WHAT THIS TASK INVOLVES: Identify every line in the records below that contains the word "JSON", and reproduce each one.

──────── RECORDS TO USE ────────

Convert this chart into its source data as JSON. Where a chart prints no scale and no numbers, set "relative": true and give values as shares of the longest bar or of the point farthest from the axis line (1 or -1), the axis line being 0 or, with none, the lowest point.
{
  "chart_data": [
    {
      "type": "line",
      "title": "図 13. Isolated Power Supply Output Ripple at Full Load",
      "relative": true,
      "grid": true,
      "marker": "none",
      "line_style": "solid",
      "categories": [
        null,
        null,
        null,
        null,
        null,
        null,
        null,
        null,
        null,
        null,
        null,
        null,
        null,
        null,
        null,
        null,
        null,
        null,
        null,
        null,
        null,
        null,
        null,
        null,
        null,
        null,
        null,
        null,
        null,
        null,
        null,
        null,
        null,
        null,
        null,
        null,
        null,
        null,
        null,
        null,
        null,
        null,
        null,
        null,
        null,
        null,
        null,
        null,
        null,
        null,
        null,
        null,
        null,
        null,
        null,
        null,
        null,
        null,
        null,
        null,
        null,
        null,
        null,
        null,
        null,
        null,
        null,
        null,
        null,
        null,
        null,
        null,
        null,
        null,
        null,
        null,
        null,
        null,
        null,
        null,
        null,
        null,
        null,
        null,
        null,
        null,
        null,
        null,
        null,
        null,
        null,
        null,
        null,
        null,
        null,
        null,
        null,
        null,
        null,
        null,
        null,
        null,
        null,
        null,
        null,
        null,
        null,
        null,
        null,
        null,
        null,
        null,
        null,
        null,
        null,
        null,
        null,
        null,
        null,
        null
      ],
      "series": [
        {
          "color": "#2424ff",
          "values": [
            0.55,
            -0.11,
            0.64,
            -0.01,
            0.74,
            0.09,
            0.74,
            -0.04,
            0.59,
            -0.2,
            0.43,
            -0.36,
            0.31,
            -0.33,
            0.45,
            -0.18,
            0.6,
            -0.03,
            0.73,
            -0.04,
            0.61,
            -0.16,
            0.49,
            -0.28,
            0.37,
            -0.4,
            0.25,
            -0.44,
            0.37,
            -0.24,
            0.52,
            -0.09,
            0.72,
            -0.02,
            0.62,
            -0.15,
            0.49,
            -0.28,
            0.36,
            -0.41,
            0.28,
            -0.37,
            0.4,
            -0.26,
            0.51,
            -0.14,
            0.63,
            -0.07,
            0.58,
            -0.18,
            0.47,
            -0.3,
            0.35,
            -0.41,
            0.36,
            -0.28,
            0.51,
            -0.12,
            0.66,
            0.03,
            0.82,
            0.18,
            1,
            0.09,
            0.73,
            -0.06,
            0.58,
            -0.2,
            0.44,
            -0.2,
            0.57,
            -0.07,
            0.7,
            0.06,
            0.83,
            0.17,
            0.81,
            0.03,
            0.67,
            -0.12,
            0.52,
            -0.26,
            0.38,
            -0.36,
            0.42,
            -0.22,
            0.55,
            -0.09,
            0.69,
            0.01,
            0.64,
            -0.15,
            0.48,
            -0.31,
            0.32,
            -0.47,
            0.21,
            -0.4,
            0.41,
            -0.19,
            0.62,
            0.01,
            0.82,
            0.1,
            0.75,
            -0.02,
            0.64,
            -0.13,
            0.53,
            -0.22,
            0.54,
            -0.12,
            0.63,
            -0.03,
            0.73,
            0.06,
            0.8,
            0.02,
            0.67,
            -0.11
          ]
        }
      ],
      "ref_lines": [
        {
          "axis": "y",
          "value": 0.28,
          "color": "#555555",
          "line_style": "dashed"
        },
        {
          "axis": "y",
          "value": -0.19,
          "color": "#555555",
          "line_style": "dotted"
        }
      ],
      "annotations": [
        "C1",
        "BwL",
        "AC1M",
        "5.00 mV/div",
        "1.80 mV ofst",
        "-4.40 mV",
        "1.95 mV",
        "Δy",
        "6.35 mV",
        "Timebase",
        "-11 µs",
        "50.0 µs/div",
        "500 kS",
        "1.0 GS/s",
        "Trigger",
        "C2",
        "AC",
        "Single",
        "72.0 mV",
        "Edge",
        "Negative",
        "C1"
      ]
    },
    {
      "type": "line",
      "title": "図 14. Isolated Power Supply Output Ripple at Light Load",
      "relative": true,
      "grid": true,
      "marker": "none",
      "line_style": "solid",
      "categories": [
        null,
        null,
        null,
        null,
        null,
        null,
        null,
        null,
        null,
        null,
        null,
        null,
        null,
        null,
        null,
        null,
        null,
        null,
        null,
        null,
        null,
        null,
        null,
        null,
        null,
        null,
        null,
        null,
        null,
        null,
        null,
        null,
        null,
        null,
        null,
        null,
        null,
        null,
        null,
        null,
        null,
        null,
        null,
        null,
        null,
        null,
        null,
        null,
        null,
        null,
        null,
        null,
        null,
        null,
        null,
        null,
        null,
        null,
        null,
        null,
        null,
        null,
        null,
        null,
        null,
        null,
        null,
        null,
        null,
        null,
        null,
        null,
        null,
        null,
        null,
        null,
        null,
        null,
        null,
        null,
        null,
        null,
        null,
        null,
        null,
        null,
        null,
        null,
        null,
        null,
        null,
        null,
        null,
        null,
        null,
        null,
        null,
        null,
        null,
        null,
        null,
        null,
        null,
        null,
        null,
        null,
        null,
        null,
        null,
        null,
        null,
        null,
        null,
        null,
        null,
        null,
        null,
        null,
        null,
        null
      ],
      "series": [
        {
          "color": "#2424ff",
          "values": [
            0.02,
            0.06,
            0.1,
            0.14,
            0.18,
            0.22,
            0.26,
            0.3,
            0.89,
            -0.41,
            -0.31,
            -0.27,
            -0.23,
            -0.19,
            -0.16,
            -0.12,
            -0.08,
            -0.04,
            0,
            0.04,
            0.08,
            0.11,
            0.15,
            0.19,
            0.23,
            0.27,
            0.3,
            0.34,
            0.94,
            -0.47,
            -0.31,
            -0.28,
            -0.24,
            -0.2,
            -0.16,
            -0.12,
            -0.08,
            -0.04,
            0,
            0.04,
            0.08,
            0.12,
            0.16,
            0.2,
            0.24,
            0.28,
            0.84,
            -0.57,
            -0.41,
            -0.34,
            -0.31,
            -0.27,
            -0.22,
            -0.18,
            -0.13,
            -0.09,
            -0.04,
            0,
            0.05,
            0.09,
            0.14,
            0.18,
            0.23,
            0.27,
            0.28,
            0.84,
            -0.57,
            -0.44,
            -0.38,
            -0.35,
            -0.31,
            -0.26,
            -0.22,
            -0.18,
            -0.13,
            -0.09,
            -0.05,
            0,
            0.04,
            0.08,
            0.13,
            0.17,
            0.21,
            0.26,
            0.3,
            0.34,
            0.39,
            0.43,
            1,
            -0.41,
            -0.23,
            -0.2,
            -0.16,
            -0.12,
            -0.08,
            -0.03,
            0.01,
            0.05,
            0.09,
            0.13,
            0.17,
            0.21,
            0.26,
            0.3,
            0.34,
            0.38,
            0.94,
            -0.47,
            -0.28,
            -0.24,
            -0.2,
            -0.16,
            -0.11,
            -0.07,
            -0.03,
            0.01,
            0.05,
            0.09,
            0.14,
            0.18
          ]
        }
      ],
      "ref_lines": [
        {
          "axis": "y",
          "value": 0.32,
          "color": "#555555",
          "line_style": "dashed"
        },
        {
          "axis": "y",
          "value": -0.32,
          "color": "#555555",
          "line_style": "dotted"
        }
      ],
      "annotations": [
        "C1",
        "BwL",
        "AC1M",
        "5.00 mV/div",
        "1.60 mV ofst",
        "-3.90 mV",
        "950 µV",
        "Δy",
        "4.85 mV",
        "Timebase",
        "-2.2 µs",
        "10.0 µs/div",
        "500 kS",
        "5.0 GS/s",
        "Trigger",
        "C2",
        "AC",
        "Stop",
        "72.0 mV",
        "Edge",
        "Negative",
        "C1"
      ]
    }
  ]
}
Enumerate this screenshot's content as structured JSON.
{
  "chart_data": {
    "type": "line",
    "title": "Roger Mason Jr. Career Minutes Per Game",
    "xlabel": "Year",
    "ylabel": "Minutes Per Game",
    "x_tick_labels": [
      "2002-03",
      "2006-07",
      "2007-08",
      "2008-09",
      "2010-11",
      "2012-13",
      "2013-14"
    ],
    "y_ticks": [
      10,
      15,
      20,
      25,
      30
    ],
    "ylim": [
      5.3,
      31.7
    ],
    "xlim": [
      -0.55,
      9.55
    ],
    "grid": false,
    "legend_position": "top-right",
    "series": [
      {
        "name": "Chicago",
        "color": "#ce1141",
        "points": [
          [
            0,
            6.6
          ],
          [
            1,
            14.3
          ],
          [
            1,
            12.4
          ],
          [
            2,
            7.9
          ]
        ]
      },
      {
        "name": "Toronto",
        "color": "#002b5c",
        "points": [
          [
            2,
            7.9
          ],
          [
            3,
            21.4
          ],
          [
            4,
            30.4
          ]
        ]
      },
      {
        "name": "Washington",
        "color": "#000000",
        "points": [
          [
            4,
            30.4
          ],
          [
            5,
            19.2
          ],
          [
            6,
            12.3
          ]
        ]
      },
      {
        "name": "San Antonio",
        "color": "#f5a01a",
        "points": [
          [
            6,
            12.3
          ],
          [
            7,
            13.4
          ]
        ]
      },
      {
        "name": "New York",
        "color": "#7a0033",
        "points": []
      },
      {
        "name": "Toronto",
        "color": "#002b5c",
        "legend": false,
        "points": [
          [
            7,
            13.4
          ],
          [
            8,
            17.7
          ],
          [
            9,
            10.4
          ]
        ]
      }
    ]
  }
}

────────

WORKED ANSWER:
Convert this chart into its source data as JSON. Where a chart prints no scale and no numbers, set "relative": true and give values as shares of the longest bar or of the point farthest from the axis line (1 or -1), the axis line being 0 or, with none, the lowest point.
Enumerate this screenshot's content as structured JSON.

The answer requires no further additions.